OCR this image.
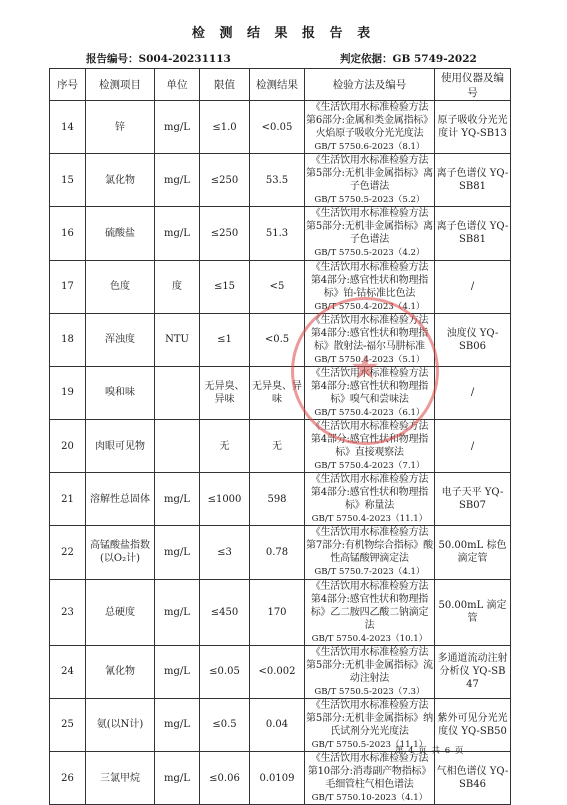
检 测 结 果 报 告 表
报告编号：S004-20231113	判定依据：GB 5749-2022
序号	检测项目	单位	限值	检测结果	检验方法及编号	使用仪器及编号
14	锌	mg/L	≤1.0	<0.05	《生活饮用水标准检验方法 第6部分:金属和类金属指标》火焰原子吸收分光光度法
GB/T 5750.6-2023（8.1）	原子吸收分光光度计 YQ-SB13
15	氯化物	mg/L	≤250	53.5	《生活饮用水标准检验方法 第5部分:无机非金属指标》离子色谱法
GB/T 5750.5-2023（5.2）	离子色谱仪 YQ-SB81
16	硫酸盐	mg/L	≤250	51.3	《生活饮用水标准检验方法 第5部分:无机非金属指标》离子色谱法
GB/T 5750.5-2023（4.2）	离子色谱仪 YQ-SB81
17	色度	度	≤15	<5	《生活饮用水标准检验方法 第4部分:感官性状和物理指标》铂-钴标准比色法
GB/T 5750.4-2023（4.1）	/
18	浑浊度	NTU	≤1	<0.5	《生活饮用水标准检验方法 第4部分:感官性状和物理指标》散射法-福尔马肼标准
GB/T 5750.4-2023（5.1）	浊度仪 YQ-SB06
19	嗅和味		无异臭、异味	无异臭、异味	《生活饮用水标准检验方法 第4部分:感官性状和物理指标》嗅气和尝味法
GB/T 5750.4-2023（6.1）	/
20	肉眼可见物		无	无	《生活饮用水标准检验方法 第4部分:感官性状和物理指标》直接观察法
GB/T 5750.4-2023（7.1）	/
21	溶解性总固体	mg/L	≤1000	598	《生活饮用水标准检验方法 第4部分:感官性状和物理指标》称量法
GB/T 5750.4-2023（11.1）	电子天平 YQ-SB07
22	高锰酸盐指数(以O₂计)	mg/L	≤3	0.78	《生活饮用水标准检验方法 第7部分:有机物综合指标》酸性高锰酸钾滴定法
GB/T 5750.7-2023（4.1）	50.00mL 棕色滴定管
23	总硬度	mg/L	≤450	170	《生活饮用水标准检验方法 第4部分:感官性状和物理指标》乙二胺四乙酸二钠滴定法
GB/T 5750.4-2023（10.1）	50.00mL 滴定管
24	氰化物	mg/L	≤0.05	<0.002	《生活饮用水标准检验方法 第5部分:无机非金属指标》流动注射法
GB/T 5750.5-2023（7.3）	多通道流动注射分析仪 YQ-SB 47
25	氨(以N计)	mg/L	≤0.5	0.04	《生活饮用水标准检验方法 第5部分:无机非金属指标》纳氏试剂分光光度法
GB/T 5750.5-2023（11.1）	紫外可见分光光度仪 YQ-SB50
26	三氯甲烷	mg/L	≤0.06	0.0109	《生活饮用水标准检验方法 第10部分:消毒副产物指标》毛细管柱气相色谱法
GB/T 5750.10-2023（4.1）	气相色谱仪 YQ-SB46
★
第 4 页 共 6 页
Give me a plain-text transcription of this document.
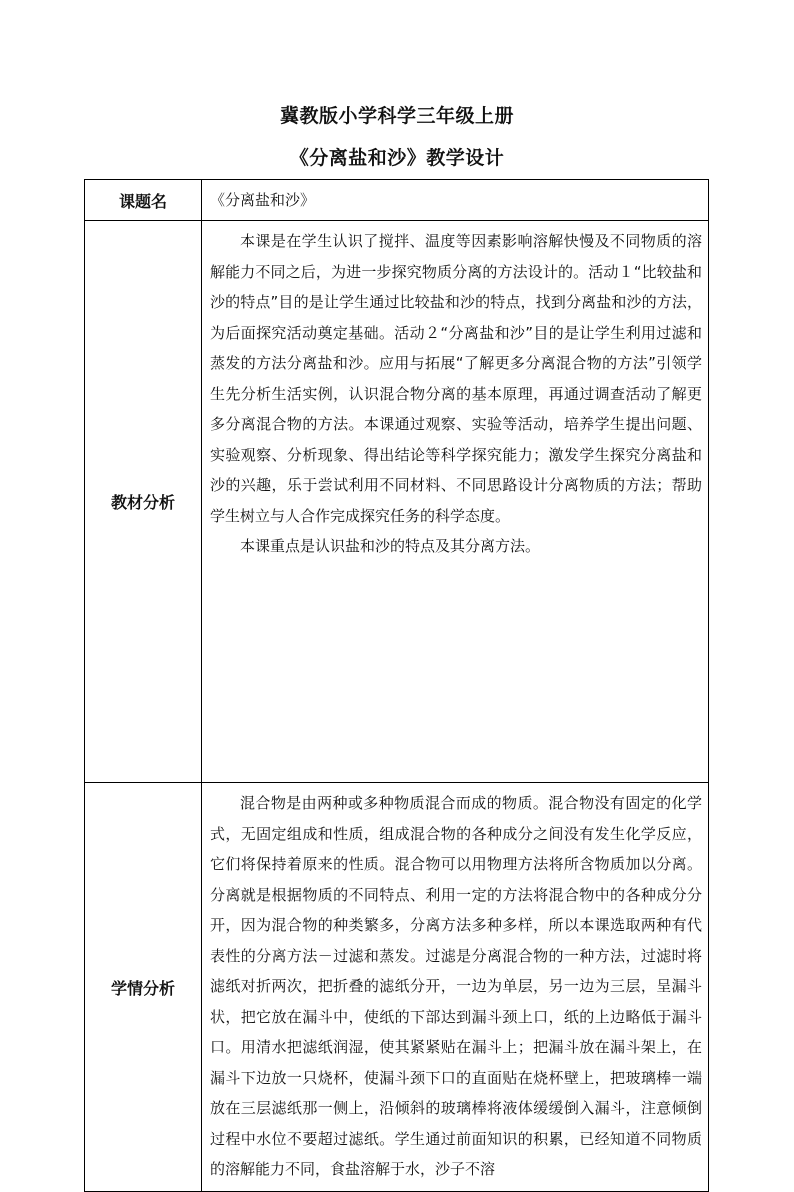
冀教版小学科学三年级上册
《分离盐和沙》教学设计
课题名	《分离盐和沙》
教材分析	本课是在学生认识了搅拌、温度等因素影响溶解快慢及不同物质的溶解能力不同之后，为进一步探究物质分离的方法设计的。活动１“比较盐和沙的特点”目的是让学生通过比较盐和沙的特点，找到分离盐和沙的方法，为后面探究活动奠定基础。活动２“分离盐和沙”目的是让学生利用过滤和蒸发的方法分离盐和沙。应用与拓展“了解更多分离混合物的方法”引领学生先分析生活实例，认识混合物分离的基本原理，再通过调查活动了解更多分离混合物的方法。本课通过观察、实验等活动，培养学生提出问题、实验观察、分析现象、得出结论等科学探究能力；激发学生探究分离盐和沙的兴趣，乐于尝试利用不同材料、不同思路设计分离物质的方法；帮助学生树立与人合作完成探究任务的科学态度。

本课重点是认识盐和沙的特点及其分离方法。

学情分析	混合物是由两种或多种物质混合而成的物质。混合物没有固定的化学式，无固定组成和性质，组成混合物的各种成分之间没有发生化学反应，它们将保持着原来的性质。混合物可以用物理方法将所含物质加以分离。分离就是根据物质的不同特点、利用一定的方法将混合物中的各种成分分开，因为混合物的种类繁多，分离方法多种多样，所以本课选取两种有代表性的分离方法－过滤和蒸发。过滤是分离混合物的一种方法，过滤时将滤纸对折两次，把折叠的滤纸分开，一边为单层，另一边为三层，呈漏斗状，把它放在漏斗中，使纸的下部达到漏斗颈上口，纸的上边略低于漏斗口。用清水把滤纸润湿，使其紧紧贴在漏斗上；把漏斗放在漏斗架上，在漏斗下边放一只烧杯，使漏斗颈下口的直面贴在烧杯壁上，把玻璃棒一端放在三层滤纸那一侧上，沿倾斜的玻璃棒将液体缓缓倒入漏斗，注意倾倒过程中水位不要超过滤纸。学生通过前面知识的积累，已经知道不同物质的溶解能力不同，食盐溶解于水，沙子不溶
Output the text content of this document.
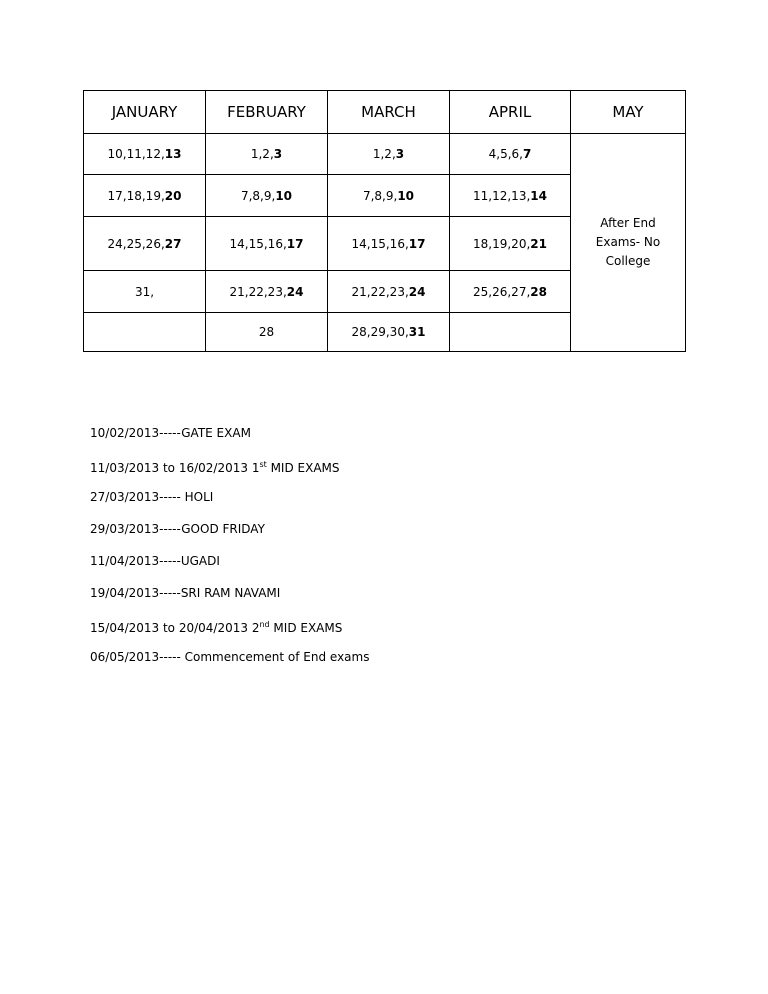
JANUARY	FEBRUARY	MARCH	APRIL	MAY
10,11,12,13	1,2,3	1,2,3	4,5,6,7	After End
Exams- No
College

17,18,19,20	7,8,9,10	7,8,9,10	11,12,13,14	
24,25,26,27	14,15,16,17	14,15,16,17	18,19,20,21	
31,	21,22,23,24	21,22,23,24	25,26,27,28	
	28	28,29,30,31		
10/02/2013-----GATE EXAM
11/03/2013 to 16/02/2013 1st MID EXAMS
27/03/2013----- HOLI
29/03/2013-----GOOD FRIDAY
11/04/2013-----UGADI
19/04/2013-----SRI RAM NAVAMI
15/04/2013 to 20/04/2013 2nd MID EXAMS
06/05/2013----- Commencement of End exams
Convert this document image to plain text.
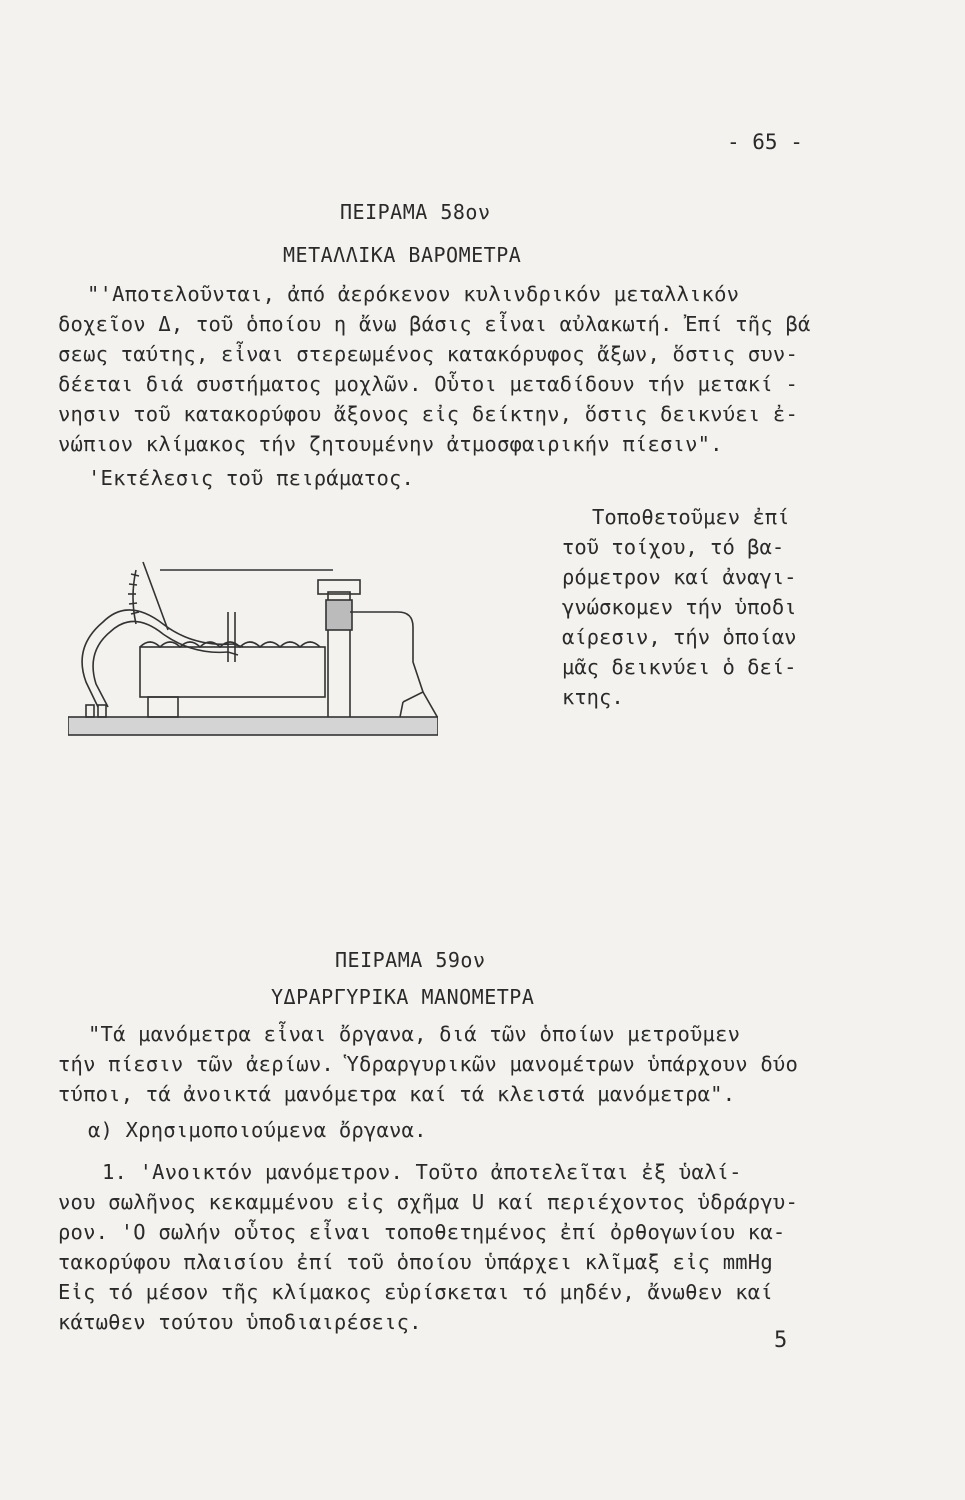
- 65 -
ΠΕΙΡΑΜΑ 58ον
ΜΕΤΑΛΛΙΚΑ ΒΑΡΟΜΕΤΡΑ
"'Αποτελοῦνται, ἀπό ἀερόκενον κυλινδρικόν μεταλλικόν
δοχεῖον Δ, τοῦ ὁποίου η ἄνω βάσις εἶναι αὐλακωτή. Ἐπί τῆς βά
σεως ταύτης, εἶναι στερεωμένος κατακόρυφος ἄξων, ὅστις συν-
δέεται διά συστήματος μοχλῶν. Οὗτοι μεταδίδουν τήν μετακί -
νησιν τοῦ κατακορύφου ἄξονος εἰς δείκτην, ὅστις δεικνύει ἐ-
νώπιον κλίμακος τήν ζητουμένην ἀτμοσφαιρικήν πίεσιν".
'Εκτέλεσις τοῦ πειράματος.
Τοποθετοῦμεν ἐπί
τοῦ τοίχου, τό βα-
ρόμετρον καί ἀναγι-
γνώσκομεν τήν ὑποδι
αίρεσιν, τήν ὁποίαν
μᾶς δεικνύει ὁ δεί-
κτης.
ΠΕΙΡΑΜΑ 59ον
ΥΔΡΑΡΓΥΡΙΚΑ ΜΑΝΟΜΕΤΡΑ
"Τά μανόμετρα εἶναι ὄργανα, διά τῶν ὁποίων μετροῦμεν
τήν πίεσιν τῶν ἀερίων. Ὑδραργυρικῶν μανομέτρων ὑπάρχουν δύο
τύποι, τά ἀνοικτά μανόμετρα καί τά κλειστά μανόμετρα".
α) Χρησιμοποιούμενα ὄργανα.
1. 'Ανοικτόν μανόμετρον. Τοῦτο ἀποτελεῖται ἐξ ὑαλί-
νου σωλῆνος κεκαμμένου εἰς σχῆμα U καί περιέχοντος ὑδράργυ-
ρον. 'Ο σωλήν οὗτος εἶναι τοποθετημένος ἐπί ὀρθογωνίου κα-
τακορύφου πλαισίου ἐπί τοῦ ὁποίου ὑπάρχει κλῖμαξ εἰς mmHg
Εἰς τό μέσον τῆς κλίμακος εὑρίσκεται τό μηδέν, ἄνωθεν καί
κάτωθεν τούτου ὑποδιαιρέσεις.
5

━━━━━━━━━━━━━━━━━━━━

● **Brief**
Repeat exactly the lines above, from the line containing "Convert this document image to plain text." through the last line of the records, inclusive; omit any pictures.

● **Worked solution**
Convert this document image to plain text.
- 65 -
ΠΕΙΡΑΜΑ 58ον
ΜΕΤΑΛΛΙΚΑ ΒΑΡΟΜΕΤΡΑ
"'Αποτελοῦνται, ἀπό ἀερόκενον κυλινδρικόν μεταλλικόν
δοχεῖον Δ, τοῦ ὁποίου η ἄνω βάσις εἶναι αὐλακωτή. Ἐπί τῆς βά
σεως ταύτης, εἶναι στερεωμένος κατακόρυφος ἄξων, ὅστις συν-
δέεται διά συστήματος μοχλῶν. Οὗτοι μεταδίδουν τήν μετακί -
νησιν τοῦ κατακορύφου ἄξονος εἰς δείκτην, ὅστις δεικνύει ἐ-
νώπιον κλίμακος τήν ζητουμένην ἀτμοσφαιρικήν πίεσιν".
'Εκτέλεσις τοῦ πειράματος.
Τοποθετοῦμεν ἐπί
τοῦ τοίχου, τό βα-
ρόμετρον καί ἀναγι-
γνώσκομεν τήν ὑποδι
αίρεσιν, τήν ὁποίαν
μᾶς δεικνύει ὁ δεί-
κτης.
ΠΕΙΡΑΜΑ 59ον
ΥΔΡΑΡΓΥΡΙΚΑ ΜΑΝΟΜΕΤΡΑ
"Τά μανόμετρα εἶναι ὄργανα, διά τῶν ὁποίων μετροῦμεν
τήν πίεσιν τῶν ἀερίων. Ὑδραργυρικῶν μανομέτρων ὑπάρχουν δύο
τύποι, τά ἀνοικτά μανόμετρα καί τά κλειστά μανόμετρα".
α) Χρησιμοποιούμενα ὄργανα.
1. 'Ανοικτόν μανόμετρον. Τοῦτο ἀποτελεῖται ἐξ ὑαλί-
νου σωλῆνος κεκαμμένου εἰς σχῆμα U καί περιέχοντος ὑδράργυ-
ρον. 'Ο σωλήν οὗτος εἶναι τοποθετημένος ἐπί ὀρθογωνίου κα-
τακορύφου πλαισίου ἐπί τοῦ ὁποίου ὑπάρχει κλῖμαξ εἰς mmHg
Εἰς τό μέσον τῆς κλίμακος εὑρίσκεται τό μηδέν, ἄνωθεν καί
κάτωθεν τούτου ὑποδιαιρέσεις.
5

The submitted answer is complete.